In this post, I’d like to focus on what has changed over the last 10 and 20 years in Capacity Planning and its challenges. Make sure to read Capacity Planning Part 1 before continuing on. I will start by covering couple of very important issues that Capacity Planners have to deal with.

1. Software License Cost

Hardware used to be very expensive and it used to be a large part of any IT budget. Today that is very different. Hardware cost has come down. Instead, Staff, Software Cost and Utilities have increased as a percent of IT budgets. We used to pay more for license as we would upgrade our hardware. But that was a smaller increase. And that had a lot to do with the head room customers would plan and pay, acquiring hardware. More and more Software vendors are charging by Socket, Core, usage based pricing,  & every other way that is possible to increase their revenue and trying to get their fair share. As customers add and upgrade their hardware, they also end up paying more for Hypervisors, as well as all software running on all that additional over configured hardware that is usually being wasted. More and more customers are paying attention to additional Software License Cost every day.

+ + + + + + +

- [Given exercise a]
Copy out the entries starting at the line containing "List all visible" and ending at the line containing "day-number: 22 xyxy=(238,346,336,360)".

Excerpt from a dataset
+ + + + + + +

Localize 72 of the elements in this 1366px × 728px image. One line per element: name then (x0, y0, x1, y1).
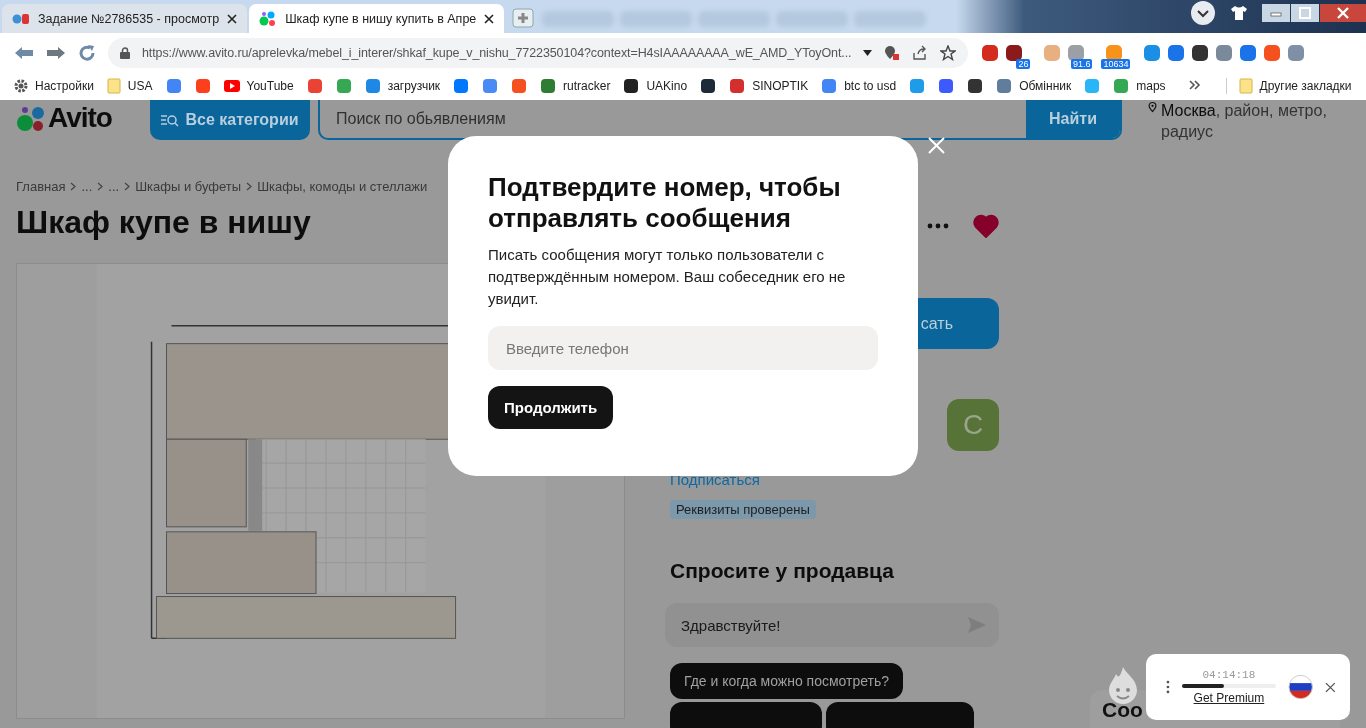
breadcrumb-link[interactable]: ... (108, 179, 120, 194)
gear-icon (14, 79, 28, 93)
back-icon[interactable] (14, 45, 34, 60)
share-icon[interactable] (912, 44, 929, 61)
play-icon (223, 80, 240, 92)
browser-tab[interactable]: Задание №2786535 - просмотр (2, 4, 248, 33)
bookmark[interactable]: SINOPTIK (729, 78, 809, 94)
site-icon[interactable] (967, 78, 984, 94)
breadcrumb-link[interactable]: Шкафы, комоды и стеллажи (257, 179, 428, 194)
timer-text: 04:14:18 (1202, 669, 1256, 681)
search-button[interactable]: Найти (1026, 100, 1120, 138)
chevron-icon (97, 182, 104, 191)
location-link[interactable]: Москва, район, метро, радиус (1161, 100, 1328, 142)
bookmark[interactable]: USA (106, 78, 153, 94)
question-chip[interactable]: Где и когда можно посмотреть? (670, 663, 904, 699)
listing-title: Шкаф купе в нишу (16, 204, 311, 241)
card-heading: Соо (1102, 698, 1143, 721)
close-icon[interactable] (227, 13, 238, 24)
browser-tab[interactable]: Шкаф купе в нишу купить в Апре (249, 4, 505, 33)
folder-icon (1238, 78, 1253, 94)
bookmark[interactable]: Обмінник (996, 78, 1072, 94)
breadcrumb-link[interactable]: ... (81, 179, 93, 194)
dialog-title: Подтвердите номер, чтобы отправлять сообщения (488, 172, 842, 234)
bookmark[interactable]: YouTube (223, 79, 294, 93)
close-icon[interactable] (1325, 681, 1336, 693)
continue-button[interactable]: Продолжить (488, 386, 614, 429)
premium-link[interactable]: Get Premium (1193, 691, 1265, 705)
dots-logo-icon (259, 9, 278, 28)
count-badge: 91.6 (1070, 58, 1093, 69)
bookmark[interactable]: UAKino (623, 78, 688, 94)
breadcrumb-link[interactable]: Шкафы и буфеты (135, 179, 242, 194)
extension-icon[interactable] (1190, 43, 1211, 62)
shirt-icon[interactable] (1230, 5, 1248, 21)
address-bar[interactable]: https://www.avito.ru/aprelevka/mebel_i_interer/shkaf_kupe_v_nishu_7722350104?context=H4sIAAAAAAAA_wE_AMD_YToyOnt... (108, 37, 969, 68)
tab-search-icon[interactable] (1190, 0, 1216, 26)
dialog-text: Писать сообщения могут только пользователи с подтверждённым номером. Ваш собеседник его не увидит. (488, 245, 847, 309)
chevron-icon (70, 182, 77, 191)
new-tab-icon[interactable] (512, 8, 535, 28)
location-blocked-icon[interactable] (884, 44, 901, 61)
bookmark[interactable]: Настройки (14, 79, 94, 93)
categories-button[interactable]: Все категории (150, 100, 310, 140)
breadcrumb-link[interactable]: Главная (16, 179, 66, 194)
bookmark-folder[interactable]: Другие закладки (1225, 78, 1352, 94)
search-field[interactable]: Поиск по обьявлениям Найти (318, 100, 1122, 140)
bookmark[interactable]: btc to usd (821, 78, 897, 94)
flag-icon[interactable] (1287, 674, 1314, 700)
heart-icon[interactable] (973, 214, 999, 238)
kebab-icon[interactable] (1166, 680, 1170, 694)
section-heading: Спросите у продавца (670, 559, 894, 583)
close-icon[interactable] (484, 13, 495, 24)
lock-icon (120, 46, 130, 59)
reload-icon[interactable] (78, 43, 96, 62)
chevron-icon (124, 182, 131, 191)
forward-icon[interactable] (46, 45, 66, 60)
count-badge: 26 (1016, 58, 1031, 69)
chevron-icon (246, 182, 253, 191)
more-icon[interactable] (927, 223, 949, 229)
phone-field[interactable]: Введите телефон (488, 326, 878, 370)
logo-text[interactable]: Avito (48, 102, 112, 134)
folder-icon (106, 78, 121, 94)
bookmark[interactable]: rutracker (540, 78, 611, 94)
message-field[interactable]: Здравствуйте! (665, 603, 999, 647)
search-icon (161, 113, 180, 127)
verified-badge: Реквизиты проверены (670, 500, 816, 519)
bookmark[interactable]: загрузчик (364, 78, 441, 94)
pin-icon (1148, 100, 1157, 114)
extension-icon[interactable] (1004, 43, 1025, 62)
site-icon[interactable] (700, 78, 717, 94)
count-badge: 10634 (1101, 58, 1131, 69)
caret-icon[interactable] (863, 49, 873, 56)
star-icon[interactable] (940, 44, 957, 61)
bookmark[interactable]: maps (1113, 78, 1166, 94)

+ + + + + + +

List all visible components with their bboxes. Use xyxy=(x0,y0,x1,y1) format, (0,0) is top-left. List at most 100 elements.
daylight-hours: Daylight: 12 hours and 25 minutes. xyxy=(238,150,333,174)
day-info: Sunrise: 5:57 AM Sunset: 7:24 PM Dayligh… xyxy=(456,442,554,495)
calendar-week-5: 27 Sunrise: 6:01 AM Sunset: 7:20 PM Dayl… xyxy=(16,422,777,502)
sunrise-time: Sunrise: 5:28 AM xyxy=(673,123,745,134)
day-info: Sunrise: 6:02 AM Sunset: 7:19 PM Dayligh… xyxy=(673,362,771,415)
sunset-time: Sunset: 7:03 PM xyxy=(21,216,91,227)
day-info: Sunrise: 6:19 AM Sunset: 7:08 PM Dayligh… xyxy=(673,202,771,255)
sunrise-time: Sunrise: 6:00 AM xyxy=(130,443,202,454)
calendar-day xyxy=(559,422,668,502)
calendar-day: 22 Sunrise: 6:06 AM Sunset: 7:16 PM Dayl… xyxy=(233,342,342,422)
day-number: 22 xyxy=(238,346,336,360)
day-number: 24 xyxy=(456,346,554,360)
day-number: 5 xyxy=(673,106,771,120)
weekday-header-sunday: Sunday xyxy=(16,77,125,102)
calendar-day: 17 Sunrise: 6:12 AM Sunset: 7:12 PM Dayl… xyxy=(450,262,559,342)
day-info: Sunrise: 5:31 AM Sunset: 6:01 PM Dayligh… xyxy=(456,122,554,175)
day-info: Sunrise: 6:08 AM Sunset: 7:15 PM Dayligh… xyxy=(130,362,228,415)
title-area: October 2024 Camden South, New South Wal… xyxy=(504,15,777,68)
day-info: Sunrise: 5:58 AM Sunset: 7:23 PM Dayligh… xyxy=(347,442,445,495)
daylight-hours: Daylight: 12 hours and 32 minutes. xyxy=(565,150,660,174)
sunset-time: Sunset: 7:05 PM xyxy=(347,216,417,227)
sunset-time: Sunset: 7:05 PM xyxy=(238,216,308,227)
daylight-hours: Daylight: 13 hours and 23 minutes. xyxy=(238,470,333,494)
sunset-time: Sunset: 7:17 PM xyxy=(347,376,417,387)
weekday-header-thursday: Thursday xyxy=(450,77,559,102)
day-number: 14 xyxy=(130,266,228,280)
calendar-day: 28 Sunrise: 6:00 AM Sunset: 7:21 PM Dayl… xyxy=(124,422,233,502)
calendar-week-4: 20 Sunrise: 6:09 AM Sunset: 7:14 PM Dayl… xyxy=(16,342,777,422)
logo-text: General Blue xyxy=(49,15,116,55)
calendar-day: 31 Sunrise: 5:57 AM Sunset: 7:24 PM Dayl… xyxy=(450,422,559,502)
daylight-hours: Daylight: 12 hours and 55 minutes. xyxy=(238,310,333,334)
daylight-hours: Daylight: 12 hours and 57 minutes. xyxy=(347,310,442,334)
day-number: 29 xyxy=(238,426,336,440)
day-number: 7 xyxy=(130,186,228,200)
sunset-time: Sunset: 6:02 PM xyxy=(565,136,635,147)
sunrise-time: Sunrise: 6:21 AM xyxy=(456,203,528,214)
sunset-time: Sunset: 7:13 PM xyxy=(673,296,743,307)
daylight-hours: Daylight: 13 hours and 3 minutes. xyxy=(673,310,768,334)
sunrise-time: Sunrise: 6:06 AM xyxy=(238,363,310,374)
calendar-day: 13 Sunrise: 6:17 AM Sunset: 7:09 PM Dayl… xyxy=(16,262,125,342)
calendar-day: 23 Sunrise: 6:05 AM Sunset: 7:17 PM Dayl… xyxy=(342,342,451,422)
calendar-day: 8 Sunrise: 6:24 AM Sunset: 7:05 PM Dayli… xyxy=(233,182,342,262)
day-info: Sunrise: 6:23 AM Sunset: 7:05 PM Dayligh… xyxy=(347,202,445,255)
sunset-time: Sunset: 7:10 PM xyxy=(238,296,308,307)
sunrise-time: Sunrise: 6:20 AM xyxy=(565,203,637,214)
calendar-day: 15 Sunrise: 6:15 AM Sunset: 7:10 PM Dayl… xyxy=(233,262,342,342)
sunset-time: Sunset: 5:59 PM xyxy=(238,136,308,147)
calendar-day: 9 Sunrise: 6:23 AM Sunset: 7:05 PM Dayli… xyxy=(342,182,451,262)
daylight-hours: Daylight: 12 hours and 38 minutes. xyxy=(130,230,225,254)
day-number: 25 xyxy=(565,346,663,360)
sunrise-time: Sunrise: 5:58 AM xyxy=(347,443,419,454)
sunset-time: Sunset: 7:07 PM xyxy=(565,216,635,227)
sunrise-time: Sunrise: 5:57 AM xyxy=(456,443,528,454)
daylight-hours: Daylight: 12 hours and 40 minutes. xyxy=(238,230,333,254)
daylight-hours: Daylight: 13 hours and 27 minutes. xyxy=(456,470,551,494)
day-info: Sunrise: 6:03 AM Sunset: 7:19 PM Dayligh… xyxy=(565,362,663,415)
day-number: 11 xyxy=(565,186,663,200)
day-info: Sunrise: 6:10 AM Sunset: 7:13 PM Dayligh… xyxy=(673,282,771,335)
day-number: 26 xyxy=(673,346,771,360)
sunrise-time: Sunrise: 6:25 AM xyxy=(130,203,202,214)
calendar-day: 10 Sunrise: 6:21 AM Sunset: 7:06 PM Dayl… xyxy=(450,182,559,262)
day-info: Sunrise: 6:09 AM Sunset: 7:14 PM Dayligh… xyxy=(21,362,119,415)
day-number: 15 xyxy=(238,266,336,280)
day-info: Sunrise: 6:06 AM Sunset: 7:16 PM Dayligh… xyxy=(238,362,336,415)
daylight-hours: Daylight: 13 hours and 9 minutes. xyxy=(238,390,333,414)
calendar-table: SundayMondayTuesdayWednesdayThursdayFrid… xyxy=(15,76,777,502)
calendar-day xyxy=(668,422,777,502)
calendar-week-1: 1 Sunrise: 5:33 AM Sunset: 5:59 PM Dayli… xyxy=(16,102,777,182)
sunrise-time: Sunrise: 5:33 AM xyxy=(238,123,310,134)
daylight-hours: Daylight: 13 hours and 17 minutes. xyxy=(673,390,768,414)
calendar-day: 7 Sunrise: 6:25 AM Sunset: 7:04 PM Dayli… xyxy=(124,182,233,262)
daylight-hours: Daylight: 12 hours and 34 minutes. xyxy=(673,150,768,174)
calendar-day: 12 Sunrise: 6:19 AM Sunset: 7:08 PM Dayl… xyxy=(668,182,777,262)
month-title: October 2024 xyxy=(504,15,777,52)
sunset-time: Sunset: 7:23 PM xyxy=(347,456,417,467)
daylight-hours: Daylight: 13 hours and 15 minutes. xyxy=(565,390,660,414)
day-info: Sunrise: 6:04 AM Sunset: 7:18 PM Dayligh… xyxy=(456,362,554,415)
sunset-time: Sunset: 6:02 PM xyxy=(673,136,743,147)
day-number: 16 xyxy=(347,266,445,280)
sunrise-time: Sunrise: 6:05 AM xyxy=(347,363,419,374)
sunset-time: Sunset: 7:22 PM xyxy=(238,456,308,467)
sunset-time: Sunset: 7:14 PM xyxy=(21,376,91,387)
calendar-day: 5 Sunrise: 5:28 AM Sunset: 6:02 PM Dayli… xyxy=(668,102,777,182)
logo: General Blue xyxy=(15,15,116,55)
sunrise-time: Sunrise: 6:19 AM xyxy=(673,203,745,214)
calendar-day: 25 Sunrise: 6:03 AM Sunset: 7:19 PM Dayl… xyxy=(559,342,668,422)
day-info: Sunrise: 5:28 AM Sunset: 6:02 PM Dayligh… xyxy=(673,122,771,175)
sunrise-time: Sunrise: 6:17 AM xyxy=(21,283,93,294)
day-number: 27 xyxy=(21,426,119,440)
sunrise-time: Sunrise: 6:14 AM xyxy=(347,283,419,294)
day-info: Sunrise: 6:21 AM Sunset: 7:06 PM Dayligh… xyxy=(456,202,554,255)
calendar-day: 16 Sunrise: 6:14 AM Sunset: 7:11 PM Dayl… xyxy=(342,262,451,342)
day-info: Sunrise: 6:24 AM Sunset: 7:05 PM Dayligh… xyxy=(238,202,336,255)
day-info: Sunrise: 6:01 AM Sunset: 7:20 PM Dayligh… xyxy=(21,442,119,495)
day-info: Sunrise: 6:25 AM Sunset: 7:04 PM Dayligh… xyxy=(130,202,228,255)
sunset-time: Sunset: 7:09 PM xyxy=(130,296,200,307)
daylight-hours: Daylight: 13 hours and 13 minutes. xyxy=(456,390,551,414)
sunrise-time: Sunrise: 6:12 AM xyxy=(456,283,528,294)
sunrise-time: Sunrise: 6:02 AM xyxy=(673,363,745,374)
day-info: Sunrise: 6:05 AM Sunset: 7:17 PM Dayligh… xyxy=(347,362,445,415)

+ + + + + + +

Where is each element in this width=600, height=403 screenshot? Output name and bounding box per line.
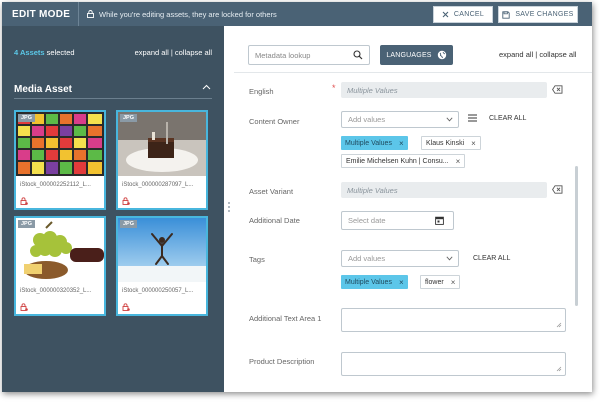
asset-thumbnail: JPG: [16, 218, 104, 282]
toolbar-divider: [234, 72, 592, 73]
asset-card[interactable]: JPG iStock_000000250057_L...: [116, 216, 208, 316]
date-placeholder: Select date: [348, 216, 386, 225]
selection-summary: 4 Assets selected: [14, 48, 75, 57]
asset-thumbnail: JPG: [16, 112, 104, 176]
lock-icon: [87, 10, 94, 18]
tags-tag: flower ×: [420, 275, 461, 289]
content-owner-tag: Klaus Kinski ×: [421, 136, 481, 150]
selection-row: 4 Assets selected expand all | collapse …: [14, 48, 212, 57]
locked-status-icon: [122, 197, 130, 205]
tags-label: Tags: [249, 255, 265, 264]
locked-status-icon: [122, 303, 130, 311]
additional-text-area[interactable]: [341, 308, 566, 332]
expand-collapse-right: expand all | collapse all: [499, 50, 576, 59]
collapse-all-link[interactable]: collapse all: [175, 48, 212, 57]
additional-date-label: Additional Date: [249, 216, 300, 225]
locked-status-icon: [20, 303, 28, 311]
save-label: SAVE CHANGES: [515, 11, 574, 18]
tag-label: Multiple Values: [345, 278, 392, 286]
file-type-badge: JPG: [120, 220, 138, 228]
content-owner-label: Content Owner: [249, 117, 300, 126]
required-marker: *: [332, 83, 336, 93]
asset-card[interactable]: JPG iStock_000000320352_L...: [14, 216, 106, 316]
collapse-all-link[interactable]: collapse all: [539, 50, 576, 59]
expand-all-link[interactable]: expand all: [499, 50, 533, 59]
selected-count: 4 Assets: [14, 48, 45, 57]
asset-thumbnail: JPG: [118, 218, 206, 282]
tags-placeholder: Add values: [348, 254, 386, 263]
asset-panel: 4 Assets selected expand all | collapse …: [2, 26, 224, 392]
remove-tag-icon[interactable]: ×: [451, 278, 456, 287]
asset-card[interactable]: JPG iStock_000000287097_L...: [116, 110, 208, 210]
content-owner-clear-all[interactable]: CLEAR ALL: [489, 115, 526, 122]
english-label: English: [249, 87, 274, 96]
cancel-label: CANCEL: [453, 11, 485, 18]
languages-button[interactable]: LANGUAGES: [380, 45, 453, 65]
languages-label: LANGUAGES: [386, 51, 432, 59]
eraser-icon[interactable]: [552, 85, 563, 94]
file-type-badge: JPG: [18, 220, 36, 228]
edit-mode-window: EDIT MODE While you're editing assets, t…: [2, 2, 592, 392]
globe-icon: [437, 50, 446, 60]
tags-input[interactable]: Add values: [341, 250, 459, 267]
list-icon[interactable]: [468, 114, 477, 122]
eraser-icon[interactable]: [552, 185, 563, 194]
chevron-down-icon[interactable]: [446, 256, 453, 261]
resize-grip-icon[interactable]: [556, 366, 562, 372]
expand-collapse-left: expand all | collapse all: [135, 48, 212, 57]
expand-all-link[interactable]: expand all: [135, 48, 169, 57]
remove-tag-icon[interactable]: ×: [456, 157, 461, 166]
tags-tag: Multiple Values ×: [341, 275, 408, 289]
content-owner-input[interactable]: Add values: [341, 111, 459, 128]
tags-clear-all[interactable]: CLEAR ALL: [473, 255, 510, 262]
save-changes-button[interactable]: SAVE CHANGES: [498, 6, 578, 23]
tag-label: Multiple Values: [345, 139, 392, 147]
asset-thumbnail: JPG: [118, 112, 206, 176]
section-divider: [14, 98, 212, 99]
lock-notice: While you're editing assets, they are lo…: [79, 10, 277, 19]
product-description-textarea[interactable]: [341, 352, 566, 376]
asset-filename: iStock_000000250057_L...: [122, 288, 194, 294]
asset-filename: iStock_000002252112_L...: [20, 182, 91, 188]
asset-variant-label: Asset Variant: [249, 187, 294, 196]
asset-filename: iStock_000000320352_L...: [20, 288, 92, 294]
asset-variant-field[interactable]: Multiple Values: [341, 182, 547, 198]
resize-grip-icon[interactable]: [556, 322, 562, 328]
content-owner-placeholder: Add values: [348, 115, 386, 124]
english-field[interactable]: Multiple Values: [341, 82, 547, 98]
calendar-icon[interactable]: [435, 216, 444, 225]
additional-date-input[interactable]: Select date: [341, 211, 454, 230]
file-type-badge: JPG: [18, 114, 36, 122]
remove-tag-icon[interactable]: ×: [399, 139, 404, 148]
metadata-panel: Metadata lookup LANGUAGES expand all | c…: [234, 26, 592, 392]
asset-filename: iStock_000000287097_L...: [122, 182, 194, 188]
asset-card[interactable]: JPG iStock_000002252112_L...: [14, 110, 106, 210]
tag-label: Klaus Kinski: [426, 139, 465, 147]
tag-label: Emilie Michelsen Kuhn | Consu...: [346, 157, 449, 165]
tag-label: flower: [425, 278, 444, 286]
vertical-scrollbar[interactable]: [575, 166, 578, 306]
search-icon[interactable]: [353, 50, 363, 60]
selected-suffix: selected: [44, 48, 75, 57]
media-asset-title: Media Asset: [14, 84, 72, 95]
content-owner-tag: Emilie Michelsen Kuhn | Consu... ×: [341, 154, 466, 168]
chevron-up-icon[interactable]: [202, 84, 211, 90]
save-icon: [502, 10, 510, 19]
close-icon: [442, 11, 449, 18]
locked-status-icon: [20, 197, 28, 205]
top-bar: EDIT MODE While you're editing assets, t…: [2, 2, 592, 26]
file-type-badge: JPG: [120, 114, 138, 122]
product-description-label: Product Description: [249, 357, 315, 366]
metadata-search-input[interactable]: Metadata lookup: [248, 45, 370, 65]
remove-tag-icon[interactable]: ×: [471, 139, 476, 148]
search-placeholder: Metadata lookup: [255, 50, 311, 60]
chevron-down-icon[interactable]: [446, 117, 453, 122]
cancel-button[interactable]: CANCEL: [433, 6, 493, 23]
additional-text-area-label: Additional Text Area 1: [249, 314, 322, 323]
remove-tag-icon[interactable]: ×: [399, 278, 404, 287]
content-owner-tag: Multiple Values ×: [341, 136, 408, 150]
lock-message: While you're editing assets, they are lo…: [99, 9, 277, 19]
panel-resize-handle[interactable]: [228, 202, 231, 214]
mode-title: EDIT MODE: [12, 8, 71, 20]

+ + + + + + +

- [Given exercise b]
Summarize the capacity planning text in two sentences.

- [Solution a]
List all visible components with their bboxes. Use xyxy=(x0,y0,x1,y1) format, (0,0) is top-left. List at most 100 elements.
daylight-hours: Daylight: 12 hours and 25 minutes. xyxy=(238,150,333,174)
day-info: Sunrise: 5:57 AM Sunset: 7:24 PM Dayligh… xyxy=(456,442,554,495)
calendar-week-5: 27 Sunrise: 6:01 AM Sunset: 7:20 PM Dayl… xyxy=(16,422,777,502)
sunrise-time: Sunrise: 5:28 AM xyxy=(673,123,745,134)
day-info: Sunrise: 6:02 AM Sunset: 7:19 PM Dayligh… xyxy=(673,362,771,415)
sunset-time: Sunset: 7:03 PM xyxy=(21,216,91,227)
day-info: Sunrise: 6:19 AM Sunset: 7:08 PM Dayligh… xyxy=(673,202,771,255)
sunrise-time: Sunrise: 6:00 AM xyxy=(130,443,202,454)
calendar-day xyxy=(559,422,668,502)
calendar-day: 22 Sunrise: 6:06 AM Sunset: 7:16 PM Dayl… xyxy=(233,342,342,422)
day-number: 22 xyxy=(238,346,336,360)

- [Solution b]
Hardware cost has come down, while staff, software, and utilities have grown as a percent of IT budgets. Software vendors increasingly charge by socket, core, usage, and other methods, so customers who add and upgrade hardware pay more for hypervisors and all the software on that often wasted extra hardware, and more of them are paying attention to license cost.